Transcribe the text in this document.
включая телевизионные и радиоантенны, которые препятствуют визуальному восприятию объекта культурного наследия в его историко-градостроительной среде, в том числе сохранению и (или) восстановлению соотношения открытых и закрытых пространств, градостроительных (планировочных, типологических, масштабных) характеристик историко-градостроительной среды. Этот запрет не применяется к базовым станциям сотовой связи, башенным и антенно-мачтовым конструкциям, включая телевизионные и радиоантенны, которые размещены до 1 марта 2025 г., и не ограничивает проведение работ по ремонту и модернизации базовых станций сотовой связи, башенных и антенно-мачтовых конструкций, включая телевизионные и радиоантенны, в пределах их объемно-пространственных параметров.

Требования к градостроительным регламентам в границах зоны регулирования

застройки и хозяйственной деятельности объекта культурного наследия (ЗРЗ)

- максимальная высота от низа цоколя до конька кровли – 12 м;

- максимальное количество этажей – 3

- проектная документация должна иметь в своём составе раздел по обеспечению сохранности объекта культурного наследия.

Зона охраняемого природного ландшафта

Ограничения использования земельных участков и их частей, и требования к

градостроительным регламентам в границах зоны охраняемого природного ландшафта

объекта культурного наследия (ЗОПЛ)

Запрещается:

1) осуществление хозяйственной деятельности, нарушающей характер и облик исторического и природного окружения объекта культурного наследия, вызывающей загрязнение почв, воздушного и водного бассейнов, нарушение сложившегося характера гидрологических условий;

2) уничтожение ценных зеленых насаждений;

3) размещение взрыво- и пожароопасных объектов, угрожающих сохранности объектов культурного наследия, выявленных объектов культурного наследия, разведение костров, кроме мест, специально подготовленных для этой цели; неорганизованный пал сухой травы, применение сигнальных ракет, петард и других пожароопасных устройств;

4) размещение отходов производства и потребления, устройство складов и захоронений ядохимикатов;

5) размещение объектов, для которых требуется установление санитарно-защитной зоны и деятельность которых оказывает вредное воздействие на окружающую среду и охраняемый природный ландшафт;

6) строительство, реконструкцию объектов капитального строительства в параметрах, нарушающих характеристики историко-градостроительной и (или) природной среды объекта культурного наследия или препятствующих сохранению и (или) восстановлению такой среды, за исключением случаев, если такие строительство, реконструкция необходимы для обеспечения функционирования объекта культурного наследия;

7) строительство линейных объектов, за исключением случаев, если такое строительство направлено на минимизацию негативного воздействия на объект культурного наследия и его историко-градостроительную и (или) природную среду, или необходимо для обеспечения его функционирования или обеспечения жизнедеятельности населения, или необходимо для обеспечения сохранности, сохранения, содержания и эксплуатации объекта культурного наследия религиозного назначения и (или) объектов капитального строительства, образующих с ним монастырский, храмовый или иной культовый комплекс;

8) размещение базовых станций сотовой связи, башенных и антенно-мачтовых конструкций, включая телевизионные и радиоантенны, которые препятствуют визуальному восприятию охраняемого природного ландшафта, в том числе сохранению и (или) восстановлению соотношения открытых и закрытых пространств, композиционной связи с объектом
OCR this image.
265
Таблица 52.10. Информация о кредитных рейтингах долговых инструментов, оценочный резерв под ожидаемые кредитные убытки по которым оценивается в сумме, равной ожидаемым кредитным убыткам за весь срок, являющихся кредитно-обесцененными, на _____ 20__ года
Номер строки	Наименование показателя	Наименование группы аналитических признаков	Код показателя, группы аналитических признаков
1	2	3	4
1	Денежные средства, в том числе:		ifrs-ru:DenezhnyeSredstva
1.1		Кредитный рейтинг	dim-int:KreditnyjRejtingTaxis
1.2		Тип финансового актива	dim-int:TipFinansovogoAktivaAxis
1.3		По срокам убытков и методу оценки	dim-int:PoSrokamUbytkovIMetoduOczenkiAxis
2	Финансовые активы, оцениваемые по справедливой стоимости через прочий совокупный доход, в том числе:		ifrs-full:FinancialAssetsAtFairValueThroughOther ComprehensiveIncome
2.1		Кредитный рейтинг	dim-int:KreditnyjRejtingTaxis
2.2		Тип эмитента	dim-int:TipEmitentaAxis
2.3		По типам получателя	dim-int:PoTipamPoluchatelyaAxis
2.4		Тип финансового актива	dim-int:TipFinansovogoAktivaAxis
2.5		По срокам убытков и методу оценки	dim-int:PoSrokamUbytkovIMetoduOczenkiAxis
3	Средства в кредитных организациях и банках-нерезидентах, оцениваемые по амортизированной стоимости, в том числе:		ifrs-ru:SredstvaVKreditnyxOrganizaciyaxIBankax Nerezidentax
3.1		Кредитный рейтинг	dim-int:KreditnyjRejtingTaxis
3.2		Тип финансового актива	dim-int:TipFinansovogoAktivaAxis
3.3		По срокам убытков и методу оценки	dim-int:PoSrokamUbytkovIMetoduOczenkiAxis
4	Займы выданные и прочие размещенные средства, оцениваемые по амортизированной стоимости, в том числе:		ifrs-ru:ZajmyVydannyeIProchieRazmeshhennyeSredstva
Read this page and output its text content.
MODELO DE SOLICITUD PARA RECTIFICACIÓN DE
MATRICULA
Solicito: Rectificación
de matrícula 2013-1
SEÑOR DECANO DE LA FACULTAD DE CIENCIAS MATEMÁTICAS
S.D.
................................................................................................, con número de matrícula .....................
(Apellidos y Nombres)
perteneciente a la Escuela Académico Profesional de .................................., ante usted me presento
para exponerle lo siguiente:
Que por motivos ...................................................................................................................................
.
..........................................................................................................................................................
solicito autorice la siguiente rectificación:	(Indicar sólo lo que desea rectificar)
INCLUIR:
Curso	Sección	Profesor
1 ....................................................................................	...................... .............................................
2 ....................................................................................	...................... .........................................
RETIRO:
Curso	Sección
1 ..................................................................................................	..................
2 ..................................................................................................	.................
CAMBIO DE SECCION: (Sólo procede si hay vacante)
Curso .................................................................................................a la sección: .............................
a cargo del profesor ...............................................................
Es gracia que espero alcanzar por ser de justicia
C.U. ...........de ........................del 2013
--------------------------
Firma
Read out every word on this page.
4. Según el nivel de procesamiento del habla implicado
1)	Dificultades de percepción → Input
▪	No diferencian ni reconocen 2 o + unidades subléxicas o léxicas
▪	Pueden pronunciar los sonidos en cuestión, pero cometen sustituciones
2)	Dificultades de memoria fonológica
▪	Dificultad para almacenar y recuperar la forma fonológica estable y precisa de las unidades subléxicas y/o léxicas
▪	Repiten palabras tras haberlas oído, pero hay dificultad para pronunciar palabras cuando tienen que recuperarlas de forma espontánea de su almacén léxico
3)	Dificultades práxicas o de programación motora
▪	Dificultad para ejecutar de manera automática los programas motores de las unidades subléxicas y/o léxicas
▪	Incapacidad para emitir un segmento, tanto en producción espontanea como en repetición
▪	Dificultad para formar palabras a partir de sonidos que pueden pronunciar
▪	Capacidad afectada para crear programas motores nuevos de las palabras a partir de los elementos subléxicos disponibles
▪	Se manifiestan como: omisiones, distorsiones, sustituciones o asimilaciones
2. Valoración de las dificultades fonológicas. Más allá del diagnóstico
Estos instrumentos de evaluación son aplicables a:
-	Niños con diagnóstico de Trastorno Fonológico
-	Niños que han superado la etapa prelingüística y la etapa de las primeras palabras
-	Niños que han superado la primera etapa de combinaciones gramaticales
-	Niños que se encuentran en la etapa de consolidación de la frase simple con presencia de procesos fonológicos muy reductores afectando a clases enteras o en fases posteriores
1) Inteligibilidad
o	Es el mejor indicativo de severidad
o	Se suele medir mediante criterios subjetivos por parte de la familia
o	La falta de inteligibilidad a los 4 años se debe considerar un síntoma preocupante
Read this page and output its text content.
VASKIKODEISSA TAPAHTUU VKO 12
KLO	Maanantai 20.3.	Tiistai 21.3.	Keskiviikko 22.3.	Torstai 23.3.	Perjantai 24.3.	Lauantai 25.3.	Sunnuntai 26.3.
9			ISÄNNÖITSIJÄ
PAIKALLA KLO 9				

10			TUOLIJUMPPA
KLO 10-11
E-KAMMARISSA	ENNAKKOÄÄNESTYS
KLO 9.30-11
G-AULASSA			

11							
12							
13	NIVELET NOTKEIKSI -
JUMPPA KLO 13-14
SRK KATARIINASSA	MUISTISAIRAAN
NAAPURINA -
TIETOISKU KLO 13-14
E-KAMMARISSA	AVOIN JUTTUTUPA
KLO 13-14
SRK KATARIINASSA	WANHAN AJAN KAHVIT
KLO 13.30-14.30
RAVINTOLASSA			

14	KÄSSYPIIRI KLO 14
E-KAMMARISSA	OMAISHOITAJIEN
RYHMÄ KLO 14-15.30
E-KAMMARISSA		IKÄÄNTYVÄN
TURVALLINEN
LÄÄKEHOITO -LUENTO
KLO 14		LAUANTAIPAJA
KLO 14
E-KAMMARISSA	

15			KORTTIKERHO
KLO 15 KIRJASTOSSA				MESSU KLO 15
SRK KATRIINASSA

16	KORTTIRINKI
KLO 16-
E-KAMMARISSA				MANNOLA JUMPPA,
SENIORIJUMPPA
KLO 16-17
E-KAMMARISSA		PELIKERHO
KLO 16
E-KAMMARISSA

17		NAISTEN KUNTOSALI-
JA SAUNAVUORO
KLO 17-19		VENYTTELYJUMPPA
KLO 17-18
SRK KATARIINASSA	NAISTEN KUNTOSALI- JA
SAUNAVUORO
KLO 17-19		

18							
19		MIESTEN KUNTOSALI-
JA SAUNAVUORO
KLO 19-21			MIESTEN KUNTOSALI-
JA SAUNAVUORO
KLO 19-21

━━━━━━━━━━

**Aim:** Pick out, from the lines above, every one that contains the string "среды".

**Answer to this task:**
включая телевизионные и радиоантенны, которые препятствуют визуальному восприятию объекта культурного наследия в его историко-градостроительной среде, в том числе сохранению и (или) восстановлению соотношения открытых и закрытых пространств, градостроительных (планировочных, типологических, масштабных) характеристик историко-градостроительной среды. Этот запрет не применяется к базовым станциям сотовой связи, башенным и антенно-мачтовым конструкциям, включая телевизионные и радиоантенны, которые размещены до 1 марта 2025 г., и не ограничивает проведение работ по ремонту и модернизации базовых станций сотовой связи, башенных и антенно-мачтовых конструкций, включая телевизионные и радиоантенны, в пределах их объемно-пространственных параметров.
6) строительство, реконструкцию объектов капитального строительства в параметрах, нарушающих характеристики историко-градостроительной и (или) природной среды объекта культурного наследия или препятствующих сохранению и (или) восстановлению такой среды, за исключением случаев, если такие строительство, реконструкция необходимы для обеспечения функционирования объекта культурного наследия;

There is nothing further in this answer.